◆ Data for analysis
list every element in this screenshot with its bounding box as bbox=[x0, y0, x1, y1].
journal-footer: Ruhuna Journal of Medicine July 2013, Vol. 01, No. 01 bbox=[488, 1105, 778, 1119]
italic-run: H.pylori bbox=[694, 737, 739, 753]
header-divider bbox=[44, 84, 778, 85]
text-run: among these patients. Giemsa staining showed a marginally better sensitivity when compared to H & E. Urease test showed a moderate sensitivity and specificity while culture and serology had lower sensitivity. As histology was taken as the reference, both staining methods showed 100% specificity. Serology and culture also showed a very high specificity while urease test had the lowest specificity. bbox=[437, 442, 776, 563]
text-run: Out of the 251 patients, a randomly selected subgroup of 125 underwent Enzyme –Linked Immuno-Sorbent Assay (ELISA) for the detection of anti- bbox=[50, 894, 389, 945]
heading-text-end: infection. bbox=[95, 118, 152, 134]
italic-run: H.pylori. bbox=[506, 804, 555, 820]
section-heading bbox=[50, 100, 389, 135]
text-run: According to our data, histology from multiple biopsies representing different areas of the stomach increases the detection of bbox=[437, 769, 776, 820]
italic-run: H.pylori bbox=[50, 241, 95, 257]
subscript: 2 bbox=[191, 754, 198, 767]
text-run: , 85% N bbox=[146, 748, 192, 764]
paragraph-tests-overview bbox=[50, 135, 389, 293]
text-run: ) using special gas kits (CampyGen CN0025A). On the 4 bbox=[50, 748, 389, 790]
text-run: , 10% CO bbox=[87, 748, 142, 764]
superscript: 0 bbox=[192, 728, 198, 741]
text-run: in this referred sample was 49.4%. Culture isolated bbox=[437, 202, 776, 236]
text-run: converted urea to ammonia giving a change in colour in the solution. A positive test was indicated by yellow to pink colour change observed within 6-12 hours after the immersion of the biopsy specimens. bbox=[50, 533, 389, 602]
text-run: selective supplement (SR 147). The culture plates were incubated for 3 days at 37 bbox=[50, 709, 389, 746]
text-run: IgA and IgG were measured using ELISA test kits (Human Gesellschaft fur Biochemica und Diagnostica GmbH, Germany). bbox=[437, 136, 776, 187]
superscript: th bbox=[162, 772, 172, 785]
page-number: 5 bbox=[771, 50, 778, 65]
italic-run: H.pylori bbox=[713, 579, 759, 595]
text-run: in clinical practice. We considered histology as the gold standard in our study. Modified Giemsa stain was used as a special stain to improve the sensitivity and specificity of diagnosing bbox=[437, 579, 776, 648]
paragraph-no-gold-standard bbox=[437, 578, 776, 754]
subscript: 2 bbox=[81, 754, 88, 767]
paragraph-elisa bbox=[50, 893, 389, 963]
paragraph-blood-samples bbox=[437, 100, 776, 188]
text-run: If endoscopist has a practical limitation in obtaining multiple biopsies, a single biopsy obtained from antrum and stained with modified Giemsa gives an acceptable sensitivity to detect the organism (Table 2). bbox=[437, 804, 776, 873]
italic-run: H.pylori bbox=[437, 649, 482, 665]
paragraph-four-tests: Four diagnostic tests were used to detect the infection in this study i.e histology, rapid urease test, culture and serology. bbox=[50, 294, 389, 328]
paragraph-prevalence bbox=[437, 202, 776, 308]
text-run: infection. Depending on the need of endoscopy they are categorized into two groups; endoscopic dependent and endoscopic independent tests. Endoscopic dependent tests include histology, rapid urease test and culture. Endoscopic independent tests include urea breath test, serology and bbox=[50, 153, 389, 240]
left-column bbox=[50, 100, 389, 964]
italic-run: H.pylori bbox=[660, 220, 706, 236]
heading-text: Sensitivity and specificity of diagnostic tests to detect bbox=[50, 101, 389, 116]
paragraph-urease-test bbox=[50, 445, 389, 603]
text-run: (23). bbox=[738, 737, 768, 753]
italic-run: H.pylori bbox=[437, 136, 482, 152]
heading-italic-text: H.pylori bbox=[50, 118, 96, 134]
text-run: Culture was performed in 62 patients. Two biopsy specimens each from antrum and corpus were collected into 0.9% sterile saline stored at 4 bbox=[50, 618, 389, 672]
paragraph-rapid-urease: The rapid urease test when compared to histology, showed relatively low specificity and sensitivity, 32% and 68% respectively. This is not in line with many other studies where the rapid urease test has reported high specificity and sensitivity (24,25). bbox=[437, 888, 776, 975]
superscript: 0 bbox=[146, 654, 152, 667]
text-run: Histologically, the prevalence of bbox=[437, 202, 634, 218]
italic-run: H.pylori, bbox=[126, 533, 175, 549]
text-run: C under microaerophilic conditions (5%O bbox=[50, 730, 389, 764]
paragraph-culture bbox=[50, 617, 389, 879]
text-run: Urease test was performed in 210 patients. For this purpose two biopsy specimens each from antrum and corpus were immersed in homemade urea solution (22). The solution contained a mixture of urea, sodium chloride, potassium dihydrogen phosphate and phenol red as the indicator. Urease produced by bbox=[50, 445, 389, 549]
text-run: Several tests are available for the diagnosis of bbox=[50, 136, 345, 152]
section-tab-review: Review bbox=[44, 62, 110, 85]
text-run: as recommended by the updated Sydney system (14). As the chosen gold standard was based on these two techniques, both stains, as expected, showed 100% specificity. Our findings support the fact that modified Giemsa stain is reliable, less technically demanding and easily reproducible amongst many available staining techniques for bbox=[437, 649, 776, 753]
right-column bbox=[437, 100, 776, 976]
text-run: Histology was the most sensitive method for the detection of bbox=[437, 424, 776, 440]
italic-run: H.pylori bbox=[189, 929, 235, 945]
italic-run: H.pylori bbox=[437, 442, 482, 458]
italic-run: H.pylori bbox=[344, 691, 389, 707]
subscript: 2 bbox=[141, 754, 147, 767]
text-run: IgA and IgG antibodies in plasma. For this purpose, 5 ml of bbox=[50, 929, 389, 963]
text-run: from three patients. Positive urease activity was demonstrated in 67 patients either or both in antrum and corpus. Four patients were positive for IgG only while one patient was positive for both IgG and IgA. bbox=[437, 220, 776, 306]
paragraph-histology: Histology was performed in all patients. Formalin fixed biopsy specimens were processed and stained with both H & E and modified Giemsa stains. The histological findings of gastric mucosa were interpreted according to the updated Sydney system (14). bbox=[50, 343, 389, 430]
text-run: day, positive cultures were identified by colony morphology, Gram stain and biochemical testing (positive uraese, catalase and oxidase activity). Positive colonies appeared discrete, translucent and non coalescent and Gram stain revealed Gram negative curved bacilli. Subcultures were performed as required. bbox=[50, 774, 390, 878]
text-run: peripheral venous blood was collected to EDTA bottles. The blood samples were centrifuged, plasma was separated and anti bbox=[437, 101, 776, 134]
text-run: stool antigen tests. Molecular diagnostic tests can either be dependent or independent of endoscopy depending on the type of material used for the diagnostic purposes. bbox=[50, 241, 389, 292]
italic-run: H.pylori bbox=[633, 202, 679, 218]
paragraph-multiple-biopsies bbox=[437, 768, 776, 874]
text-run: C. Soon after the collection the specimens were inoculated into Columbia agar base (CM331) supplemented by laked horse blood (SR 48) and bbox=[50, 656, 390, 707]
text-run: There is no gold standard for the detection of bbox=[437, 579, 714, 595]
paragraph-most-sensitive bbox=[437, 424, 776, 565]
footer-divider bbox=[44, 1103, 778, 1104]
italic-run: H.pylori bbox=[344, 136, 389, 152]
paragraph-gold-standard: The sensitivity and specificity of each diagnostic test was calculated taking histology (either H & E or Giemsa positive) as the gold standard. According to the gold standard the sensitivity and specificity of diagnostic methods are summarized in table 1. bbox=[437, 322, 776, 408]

◆ Task description
With the records above in view, retype each one exactly.

◆ Your response
list every element in this screenshot with its bounding box as bbox=[x0, y0, x1, y1].
journal-footer: Ruhuna Journal of Medicine July 2013, Vol. 01, No. 01 bbox=[488, 1105, 778, 1119]
italic-run: H.pylori bbox=[694, 737, 739, 753]
header-divider bbox=[44, 84, 778, 85]
text-run: among these patients. Giemsa staining showed a marginally better sensitivity when compared to H & E. Urease test showed a moderate sensitivity and specificity while culture and serology had lower sensitivity. As histology was taken as the reference, both staining methods showed 100% specificity. Serology and culture also showed a very high specificity while urease test had the lowest specificity. bbox=[437, 442, 776, 563]
text-run: Out of the 251 patients, a randomly selected subgroup of 125 underwent Enzyme –Linked Immuno-Sorbent Assay (ELISA) for the detection of anti- bbox=[50, 894, 389, 945]
heading-text-end: infection. bbox=[95, 118, 152, 134]
italic-run: H.pylori. bbox=[506, 804, 555, 820]
section-heading bbox=[50, 100, 389, 135]
text-run: According to our data, histology from multiple biopsies representing different areas of the stomach increases the detection of bbox=[437, 769, 776, 820]
italic-run: H.pylori bbox=[50, 241, 95, 257]
subscript: 2 bbox=[191, 754, 198, 767]
text-run: , 85% N bbox=[146, 748, 192, 764]
paragraph-tests-overview bbox=[50, 135, 389, 293]
text-run: ) using special gas kits (CampyGen CN0025A). On the 4 bbox=[50, 748, 389, 790]
text-run: , 10% CO bbox=[87, 748, 142, 764]
superscript: 0 bbox=[192, 728, 198, 741]
text-run: in this referred sample was 49.4%. Culture isolated bbox=[437, 202, 776, 236]
text-run: converted urea to ammonia giving a change in colour in the solution. A positive test was indicated by yellow to pink colour change observed within 6-12 hours after the immersion of the biopsy specimens. bbox=[50, 533, 389, 602]
text-run: selective supplement (SR 147). The culture plates were incubated for 3 days at 37 bbox=[50, 709, 389, 746]
text-run: IgA and IgG were measured using ELISA test kits (Human Gesellschaft fur Biochemica und Diagnostica GmbH, Germany). bbox=[437, 136, 776, 187]
superscript: th bbox=[162, 772, 172, 785]
page-number: 5 bbox=[771, 50, 778, 65]
italic-run: H.pylori bbox=[713, 579, 759, 595]
text-run: in clinical practice. We considered histology as the gold standard in our study. Modified Giemsa stain was used as a special stain to improve the sensitivity and specificity of diagnosing bbox=[437, 579, 776, 648]
paragraph-no-gold-standard bbox=[437, 578, 776, 754]
subscript: 2 bbox=[81, 754, 88, 767]
paragraph-elisa bbox=[50, 893, 389, 963]
paragraph-blood-samples bbox=[437, 100, 776, 188]
text-run: If endoscopist has a practical limitation in obtaining multiple biopsies, a single biopsy obtained from antrum and stained with modified Giemsa gives an acceptable sensitivity to detect the organism (Table 2). bbox=[437, 804, 776, 873]
italic-run: H.pylori bbox=[437, 649, 482, 665]
paragraph-four-tests: Four diagnostic tests were used to detect the infection in this study i.e histology, rapid urease test, culture and serology. bbox=[50, 294, 389, 328]
paragraph-prevalence bbox=[437, 202, 776, 308]
text-run: infection. Depending on the need of endoscopy they are categorized into two groups; endoscopic dependent and endoscopic independent tests. Endoscopic dependent tests include histology, rapid urease test and culture. Endoscopic independent tests include urea breath test, serology and bbox=[50, 153, 389, 240]
left-column bbox=[50, 100, 389, 964]
italic-run: H.pylori bbox=[660, 220, 706, 236]
heading-text: Sensitivity and specificity of diagnostic tests to detect bbox=[50, 101, 389, 116]
paragraph-urease-test bbox=[50, 445, 389, 603]
text-run: (23). bbox=[738, 737, 768, 753]
italic-run: H.pylori bbox=[437, 136, 482, 152]
heading-italic-text: H.pylori bbox=[50, 118, 96, 134]
text-run: Culture was performed in 62 patients. Two biopsy specimens each from antrum and corpus were collected into 0.9% sterile saline stored at 4 bbox=[50, 618, 389, 672]
paragraph-rapid-urease: The rapid urease test when compared to histology, showed relatively low specificity and sensitivity, 32% and 68% respectively. This is not in line with many other studies where the rapid urease test has reported high specificity and sensitivity (24,25). bbox=[437, 888, 776, 975]
superscript: 0 bbox=[146, 654, 152, 667]
text-run: Histologically, the prevalence of bbox=[437, 202, 634, 218]
italic-run: H.pylori, bbox=[126, 533, 175, 549]
text-run: C under microaerophilic conditions (5%O bbox=[50, 730, 389, 764]
paragraph-culture bbox=[50, 617, 389, 879]
text-run: Urease test was performed in 210 patients. For this purpose two biopsy specimens each from antrum and corpus were immersed in homemade urea solution (22). The solution contained a mixture of urea, sodium chloride, potassium dihydrogen phosphate and phenol red as the indicator. Urease produced by bbox=[50, 445, 389, 549]
text-run: Several tests are available for the diagnosis of bbox=[50, 136, 345, 152]
section-tab-review: Review bbox=[44, 62, 110, 85]
text-run: as recommended by the updated Sydney system (14). As the chosen gold standard was based on these two techniques, both stains, as expected, showed 100% specificity. Our findings support the fact that modified Giemsa stain is reliable, less technically demanding and easily reproducible amongst many available staining techniques for bbox=[437, 649, 776, 753]
right-column bbox=[437, 100, 776, 976]
text-run: Histology was the most sensitive method for the detection of bbox=[437, 424, 776, 440]
italic-run: H.pylori bbox=[189, 929, 235, 945]
italic-run: H.pylori bbox=[437, 442, 482, 458]
italic-run: H.pylori bbox=[344, 691, 389, 707]
subscript: 2 bbox=[141, 754, 147, 767]
text-run: IgA and IgG antibodies in plasma. For this purpose, 5 ml of bbox=[50, 929, 389, 963]
text-run: from three patients. Positive urease activity was demonstrated in 67 patients either or both in antrum and corpus. Four patients were positive for IgG only while one patient was positive for both IgG and IgA. bbox=[437, 220, 776, 306]
paragraph-histology: Histology was performed in all patients. Formalin fixed biopsy specimens were processed and stained with both H & E and modified Giemsa stains. The histological findings of gastric mucosa were interpreted according to the updated Sydney system (14). bbox=[50, 343, 389, 430]
text-run: day, positive cultures were identified by colony morphology, Gram stain and biochemical testing (positive uraese, catalase and oxidase activity). Positive colonies appeared discrete, translucent and non coalescent and Gram stain revealed Gram negative curved bacilli. Subcultures were performed as required. bbox=[50, 774, 390, 878]
text-run: peripheral venous blood was collected to EDTA bottles. The blood samples were centrifuged, plasma was separated and anti bbox=[437, 101, 776, 134]
text-run: stool antigen tests. Molecular diagnostic tests can either be dependent or independent of endoscopy depending on the type of material used for the diagnostic purposes. bbox=[50, 241, 389, 292]
italic-run: H.pylori bbox=[633, 202, 679, 218]
paragraph-multiple-biopsies bbox=[437, 768, 776, 874]
text-run: C. Soon after the collection the specimens were inoculated into Columbia agar base (CM331) supplemented by laked horse blood (SR 48) and bbox=[50, 656, 390, 707]
text-run: There is no gold standard for the detection of bbox=[437, 579, 714, 595]
paragraph-most-sensitive bbox=[437, 424, 776, 565]
footer-divider bbox=[44, 1103, 778, 1104]
italic-run: H.pylori bbox=[344, 136, 389, 152]
paragraph-gold-standard: The sensitivity and specificity of each diagnostic test was calculated taking histology (either H & E or Giemsa positive) as the gold standard. According to the gold standard the sensitivity and specificity of diagnostic methods are summarized in table 1. bbox=[437, 322, 776, 408]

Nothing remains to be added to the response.